#### AIM OF THE EXERCISE
Output the records exactly. Include every line.

Saved entries
§ §
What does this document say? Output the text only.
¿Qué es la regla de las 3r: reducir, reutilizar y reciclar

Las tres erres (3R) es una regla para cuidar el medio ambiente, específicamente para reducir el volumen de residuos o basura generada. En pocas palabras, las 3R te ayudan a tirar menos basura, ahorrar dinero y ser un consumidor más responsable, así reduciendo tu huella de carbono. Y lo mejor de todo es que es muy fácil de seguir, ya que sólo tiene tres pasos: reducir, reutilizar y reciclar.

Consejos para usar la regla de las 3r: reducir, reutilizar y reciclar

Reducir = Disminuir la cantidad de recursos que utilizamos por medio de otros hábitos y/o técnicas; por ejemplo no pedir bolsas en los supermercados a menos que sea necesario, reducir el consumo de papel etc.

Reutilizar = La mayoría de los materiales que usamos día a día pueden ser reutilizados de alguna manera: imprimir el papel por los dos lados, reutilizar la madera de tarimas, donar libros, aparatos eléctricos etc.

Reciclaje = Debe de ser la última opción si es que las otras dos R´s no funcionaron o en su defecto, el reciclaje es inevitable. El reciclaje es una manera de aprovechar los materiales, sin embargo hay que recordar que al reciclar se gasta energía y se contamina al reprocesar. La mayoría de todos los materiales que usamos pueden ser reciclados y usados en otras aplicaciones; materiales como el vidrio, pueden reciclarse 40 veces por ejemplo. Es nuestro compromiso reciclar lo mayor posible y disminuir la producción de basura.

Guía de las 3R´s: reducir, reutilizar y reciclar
§ §
#### TASK RESPONSE
What does this document say? Output the text only.
¿Qué es la regla de las 3r: reducir, reutilizar y reciclar

Las tres erres (3R) es una regla para cuidar el medio ambiente, específicamente para reducir el volumen de residuos o basura generada. En pocas palabras, las 3R te ayudan a tirar menos basura, ahorrar dinero y ser un consumidor más responsable, así reduciendo tu huella de carbono. Y lo mejor de todo es que es muy fácil de seguir, ya que sólo tiene tres pasos: reducir, reutilizar y reciclar.

Consejos para usar la regla de las 3r: reducir, reutilizar y reciclar

Reducir = Disminuir la cantidad de recursos que utilizamos por medio de otros hábitos y/o técnicas; por ejemplo no pedir bolsas en los supermercados a menos que sea necesario, reducir el consumo de papel etc.

Reutilizar = La mayoría de los materiales que usamos día a día pueden ser reutilizados de alguna manera: imprimir el papel por los dos lados, reutilizar la madera de tarimas, donar libros, aparatos eléctricos etc.

Reciclaje = Debe de ser la última opción si es que las otras dos R´s no funcionaron o en su defecto, el reciclaje es inevitable. El reciclaje es una manera de aprovechar los materiales, sin embargo hay que recordar que al reciclar se gasta energía y se contamina al reprocesar. La mayoría de todos los materiales que usamos pueden ser reciclados y usados en otras aplicaciones; materiales como el vidrio, pueden reciclarse 40 veces por ejemplo. Es nuestro compromiso reciclar lo mayor posible y disminuir la producción de basura.

Guía de las 3R´s: reducir, reutilizar y reciclar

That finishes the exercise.